● INSTRUCTIONS FOR THE TASK
Collect all the lines that mention the word "Share".
____
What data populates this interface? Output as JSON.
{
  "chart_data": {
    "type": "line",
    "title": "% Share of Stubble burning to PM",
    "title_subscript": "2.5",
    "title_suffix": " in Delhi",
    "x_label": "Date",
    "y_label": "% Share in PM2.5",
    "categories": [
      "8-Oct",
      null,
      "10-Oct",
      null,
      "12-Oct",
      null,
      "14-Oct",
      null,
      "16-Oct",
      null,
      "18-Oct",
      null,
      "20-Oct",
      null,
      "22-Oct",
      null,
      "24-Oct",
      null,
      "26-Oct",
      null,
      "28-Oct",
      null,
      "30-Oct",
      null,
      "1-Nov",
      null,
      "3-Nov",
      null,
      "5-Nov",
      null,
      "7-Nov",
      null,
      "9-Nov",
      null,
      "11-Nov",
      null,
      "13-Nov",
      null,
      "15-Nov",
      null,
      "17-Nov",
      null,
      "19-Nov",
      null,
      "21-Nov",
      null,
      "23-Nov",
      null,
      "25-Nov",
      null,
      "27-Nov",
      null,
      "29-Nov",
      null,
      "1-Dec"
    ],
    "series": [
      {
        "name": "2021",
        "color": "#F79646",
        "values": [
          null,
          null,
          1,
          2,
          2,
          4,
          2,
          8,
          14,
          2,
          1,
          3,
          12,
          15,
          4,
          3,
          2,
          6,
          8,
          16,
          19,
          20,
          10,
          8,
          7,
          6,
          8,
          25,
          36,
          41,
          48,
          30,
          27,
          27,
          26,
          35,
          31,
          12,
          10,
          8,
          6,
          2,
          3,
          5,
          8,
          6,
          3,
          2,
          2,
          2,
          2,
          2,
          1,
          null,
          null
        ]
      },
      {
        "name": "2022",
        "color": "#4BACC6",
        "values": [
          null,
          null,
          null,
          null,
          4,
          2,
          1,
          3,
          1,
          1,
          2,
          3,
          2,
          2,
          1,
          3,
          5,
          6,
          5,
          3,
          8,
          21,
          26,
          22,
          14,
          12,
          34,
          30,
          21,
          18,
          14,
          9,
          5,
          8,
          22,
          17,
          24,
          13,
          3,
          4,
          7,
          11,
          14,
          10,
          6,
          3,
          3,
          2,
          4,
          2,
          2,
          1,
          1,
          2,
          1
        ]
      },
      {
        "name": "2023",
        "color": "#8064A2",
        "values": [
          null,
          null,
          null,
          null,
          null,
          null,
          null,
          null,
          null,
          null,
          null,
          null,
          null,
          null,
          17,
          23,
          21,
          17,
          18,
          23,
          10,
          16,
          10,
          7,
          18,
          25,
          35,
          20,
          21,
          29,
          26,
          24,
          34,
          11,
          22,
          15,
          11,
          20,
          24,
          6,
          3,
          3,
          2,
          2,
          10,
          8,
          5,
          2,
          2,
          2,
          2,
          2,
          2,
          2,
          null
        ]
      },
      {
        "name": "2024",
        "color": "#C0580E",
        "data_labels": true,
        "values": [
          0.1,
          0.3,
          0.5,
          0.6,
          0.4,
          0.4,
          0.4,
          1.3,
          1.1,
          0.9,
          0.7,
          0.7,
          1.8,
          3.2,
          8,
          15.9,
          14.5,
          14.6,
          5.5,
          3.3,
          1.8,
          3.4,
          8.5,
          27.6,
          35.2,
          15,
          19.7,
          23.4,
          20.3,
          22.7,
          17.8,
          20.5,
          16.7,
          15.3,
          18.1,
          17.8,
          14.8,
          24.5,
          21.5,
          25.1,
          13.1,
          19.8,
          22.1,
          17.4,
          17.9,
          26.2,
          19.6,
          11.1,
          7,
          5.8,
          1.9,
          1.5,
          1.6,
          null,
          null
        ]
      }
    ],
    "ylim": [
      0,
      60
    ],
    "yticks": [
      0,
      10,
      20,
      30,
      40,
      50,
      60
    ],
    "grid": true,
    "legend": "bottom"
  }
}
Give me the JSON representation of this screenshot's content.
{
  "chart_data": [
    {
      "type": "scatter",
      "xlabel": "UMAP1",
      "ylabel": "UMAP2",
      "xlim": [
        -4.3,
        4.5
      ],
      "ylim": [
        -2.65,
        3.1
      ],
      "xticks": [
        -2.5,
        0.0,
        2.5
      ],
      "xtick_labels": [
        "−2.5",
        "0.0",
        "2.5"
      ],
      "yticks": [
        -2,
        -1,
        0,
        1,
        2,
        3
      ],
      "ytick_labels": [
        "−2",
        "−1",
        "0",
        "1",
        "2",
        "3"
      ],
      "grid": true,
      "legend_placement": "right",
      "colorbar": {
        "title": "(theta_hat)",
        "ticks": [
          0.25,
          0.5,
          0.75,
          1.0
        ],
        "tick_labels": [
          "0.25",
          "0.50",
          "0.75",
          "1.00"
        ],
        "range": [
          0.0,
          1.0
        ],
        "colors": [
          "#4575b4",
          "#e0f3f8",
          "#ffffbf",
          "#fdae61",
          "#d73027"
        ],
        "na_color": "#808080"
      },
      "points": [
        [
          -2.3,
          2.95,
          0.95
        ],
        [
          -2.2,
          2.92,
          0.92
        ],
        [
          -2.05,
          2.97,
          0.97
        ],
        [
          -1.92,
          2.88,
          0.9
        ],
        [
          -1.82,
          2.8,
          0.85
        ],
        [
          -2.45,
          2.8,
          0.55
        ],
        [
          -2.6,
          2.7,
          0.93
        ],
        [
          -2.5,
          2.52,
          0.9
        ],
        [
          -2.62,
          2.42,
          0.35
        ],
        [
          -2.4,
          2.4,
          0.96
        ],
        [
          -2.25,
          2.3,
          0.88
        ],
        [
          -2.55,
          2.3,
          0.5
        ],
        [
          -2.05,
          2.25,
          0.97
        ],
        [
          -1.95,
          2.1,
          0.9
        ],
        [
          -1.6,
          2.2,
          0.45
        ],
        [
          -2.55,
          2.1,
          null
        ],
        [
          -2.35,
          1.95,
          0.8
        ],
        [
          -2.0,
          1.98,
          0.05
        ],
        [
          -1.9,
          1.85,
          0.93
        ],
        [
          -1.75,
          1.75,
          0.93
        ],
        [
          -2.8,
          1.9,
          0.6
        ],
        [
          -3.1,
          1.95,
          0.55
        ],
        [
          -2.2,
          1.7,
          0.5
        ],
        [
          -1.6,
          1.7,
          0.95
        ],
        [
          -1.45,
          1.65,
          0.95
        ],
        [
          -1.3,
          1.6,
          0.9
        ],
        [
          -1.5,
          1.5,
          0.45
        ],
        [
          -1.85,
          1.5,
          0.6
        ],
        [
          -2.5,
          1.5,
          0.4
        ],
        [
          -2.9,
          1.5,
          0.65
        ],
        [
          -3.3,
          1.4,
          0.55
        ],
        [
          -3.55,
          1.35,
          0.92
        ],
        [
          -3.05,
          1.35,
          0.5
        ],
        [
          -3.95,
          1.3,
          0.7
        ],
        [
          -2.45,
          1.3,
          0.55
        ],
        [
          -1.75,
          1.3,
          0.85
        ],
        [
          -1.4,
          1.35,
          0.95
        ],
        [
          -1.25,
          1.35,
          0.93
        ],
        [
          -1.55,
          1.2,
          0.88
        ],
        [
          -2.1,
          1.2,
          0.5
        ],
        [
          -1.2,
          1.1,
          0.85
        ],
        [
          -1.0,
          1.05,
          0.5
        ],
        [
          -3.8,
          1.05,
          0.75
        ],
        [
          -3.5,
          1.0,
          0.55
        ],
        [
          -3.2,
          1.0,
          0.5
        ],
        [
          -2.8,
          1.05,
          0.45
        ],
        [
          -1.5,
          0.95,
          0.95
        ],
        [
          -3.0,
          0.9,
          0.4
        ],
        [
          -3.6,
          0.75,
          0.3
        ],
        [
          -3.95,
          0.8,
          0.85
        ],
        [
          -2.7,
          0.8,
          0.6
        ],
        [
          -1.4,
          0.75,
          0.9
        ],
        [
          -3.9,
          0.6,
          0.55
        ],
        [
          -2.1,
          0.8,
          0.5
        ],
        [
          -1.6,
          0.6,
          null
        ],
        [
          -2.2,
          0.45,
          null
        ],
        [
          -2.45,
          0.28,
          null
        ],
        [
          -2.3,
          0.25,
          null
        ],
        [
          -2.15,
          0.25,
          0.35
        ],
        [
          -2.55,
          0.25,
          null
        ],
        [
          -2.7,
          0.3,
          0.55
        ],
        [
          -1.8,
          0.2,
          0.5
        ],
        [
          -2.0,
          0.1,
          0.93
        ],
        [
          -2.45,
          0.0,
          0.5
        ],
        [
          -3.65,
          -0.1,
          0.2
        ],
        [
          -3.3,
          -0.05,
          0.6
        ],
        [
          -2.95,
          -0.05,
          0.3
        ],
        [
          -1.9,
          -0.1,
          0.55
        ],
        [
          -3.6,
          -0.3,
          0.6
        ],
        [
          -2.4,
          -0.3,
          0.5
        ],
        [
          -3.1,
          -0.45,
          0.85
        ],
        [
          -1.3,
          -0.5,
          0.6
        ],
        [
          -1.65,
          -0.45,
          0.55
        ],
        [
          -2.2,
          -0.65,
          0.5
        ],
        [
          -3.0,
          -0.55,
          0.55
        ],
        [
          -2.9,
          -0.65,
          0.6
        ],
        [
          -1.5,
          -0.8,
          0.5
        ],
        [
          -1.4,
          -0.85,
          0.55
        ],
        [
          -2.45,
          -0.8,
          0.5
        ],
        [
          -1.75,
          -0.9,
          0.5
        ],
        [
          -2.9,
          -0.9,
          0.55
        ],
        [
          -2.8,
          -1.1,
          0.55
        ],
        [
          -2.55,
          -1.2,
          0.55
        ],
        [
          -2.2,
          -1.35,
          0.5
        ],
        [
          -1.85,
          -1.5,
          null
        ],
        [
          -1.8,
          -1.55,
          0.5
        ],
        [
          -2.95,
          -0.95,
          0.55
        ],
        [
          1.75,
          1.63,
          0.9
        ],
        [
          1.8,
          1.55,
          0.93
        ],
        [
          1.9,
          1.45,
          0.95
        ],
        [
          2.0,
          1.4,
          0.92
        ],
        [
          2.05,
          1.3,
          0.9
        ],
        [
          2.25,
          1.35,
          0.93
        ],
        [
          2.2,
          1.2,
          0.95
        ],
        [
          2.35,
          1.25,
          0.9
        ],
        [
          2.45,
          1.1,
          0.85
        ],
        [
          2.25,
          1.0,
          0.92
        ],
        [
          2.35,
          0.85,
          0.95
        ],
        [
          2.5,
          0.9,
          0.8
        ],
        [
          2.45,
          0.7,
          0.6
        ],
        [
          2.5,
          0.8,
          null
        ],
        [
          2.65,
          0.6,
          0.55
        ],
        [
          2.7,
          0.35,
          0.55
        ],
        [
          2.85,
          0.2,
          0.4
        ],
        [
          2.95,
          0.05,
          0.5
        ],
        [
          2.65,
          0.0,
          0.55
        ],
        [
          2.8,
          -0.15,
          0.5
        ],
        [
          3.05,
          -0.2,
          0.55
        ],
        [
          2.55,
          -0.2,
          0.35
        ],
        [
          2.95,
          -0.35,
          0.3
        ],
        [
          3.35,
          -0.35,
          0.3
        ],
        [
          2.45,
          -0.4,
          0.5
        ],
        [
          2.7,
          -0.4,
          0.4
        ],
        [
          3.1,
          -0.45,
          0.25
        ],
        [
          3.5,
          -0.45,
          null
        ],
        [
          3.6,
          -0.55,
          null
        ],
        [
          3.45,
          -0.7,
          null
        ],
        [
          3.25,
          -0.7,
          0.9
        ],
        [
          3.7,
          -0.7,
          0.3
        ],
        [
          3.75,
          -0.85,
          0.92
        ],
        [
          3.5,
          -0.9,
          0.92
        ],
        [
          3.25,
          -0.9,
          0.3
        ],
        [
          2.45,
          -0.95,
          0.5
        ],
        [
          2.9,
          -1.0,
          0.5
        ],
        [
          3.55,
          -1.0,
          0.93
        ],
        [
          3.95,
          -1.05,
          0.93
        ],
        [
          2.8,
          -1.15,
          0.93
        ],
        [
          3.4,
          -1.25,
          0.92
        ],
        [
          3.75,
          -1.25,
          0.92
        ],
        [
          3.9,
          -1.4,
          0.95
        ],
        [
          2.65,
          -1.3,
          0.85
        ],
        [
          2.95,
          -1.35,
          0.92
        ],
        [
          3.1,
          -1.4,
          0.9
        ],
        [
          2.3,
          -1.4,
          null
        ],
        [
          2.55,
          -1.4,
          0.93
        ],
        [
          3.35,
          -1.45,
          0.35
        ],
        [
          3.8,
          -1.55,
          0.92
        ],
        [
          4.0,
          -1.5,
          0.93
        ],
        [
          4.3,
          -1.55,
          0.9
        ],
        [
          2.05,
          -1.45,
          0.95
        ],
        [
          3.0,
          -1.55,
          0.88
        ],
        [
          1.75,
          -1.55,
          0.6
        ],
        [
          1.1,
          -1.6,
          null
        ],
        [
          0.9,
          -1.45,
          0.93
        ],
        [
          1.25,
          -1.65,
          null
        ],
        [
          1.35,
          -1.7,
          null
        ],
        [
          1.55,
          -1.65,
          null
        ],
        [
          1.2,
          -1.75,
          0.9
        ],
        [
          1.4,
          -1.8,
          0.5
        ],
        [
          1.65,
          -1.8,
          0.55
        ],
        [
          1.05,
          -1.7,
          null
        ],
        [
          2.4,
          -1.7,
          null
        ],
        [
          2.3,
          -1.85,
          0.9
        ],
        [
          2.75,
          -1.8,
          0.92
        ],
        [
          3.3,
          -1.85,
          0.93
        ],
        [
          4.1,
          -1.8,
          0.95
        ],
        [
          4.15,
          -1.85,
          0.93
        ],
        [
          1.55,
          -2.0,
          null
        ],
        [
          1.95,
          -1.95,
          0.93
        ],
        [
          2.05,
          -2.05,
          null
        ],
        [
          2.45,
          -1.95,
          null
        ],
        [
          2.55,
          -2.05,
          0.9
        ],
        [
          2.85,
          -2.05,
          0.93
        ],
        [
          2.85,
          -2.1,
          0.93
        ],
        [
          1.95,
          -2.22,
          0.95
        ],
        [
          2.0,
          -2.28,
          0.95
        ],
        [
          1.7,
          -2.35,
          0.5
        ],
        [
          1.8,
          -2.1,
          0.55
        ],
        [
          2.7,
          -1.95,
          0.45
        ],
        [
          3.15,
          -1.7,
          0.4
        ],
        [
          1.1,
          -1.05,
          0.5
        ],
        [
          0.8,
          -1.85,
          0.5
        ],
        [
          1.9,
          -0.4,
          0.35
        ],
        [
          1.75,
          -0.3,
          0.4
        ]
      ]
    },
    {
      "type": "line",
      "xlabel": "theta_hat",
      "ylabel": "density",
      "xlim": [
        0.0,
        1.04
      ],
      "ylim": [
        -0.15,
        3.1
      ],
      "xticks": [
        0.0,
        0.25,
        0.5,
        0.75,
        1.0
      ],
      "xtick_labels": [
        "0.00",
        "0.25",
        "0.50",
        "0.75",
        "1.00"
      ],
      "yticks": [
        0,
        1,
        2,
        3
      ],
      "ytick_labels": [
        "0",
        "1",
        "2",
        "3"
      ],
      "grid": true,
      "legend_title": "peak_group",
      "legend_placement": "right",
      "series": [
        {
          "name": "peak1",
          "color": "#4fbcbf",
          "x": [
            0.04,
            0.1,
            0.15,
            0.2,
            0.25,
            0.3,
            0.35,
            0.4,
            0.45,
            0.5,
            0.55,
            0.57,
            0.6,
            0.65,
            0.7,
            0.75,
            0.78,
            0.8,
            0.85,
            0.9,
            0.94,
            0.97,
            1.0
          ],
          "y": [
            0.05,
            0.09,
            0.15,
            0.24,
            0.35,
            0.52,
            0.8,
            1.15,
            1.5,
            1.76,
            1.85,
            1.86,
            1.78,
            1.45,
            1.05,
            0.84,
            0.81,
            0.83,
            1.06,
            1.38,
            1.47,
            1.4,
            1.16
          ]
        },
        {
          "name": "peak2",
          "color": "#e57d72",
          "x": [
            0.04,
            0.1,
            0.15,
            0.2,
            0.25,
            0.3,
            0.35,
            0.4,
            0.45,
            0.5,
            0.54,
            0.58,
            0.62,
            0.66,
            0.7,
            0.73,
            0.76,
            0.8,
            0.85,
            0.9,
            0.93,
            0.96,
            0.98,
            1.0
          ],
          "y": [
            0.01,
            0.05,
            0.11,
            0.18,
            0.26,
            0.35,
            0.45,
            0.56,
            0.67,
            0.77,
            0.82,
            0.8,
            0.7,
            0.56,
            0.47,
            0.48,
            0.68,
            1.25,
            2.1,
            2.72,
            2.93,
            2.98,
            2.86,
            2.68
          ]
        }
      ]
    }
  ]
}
____
● REPLY TO THE TASK
    "title": "% Share of Stubble burning to PM",
    "y_label": "% Share in PM2.5",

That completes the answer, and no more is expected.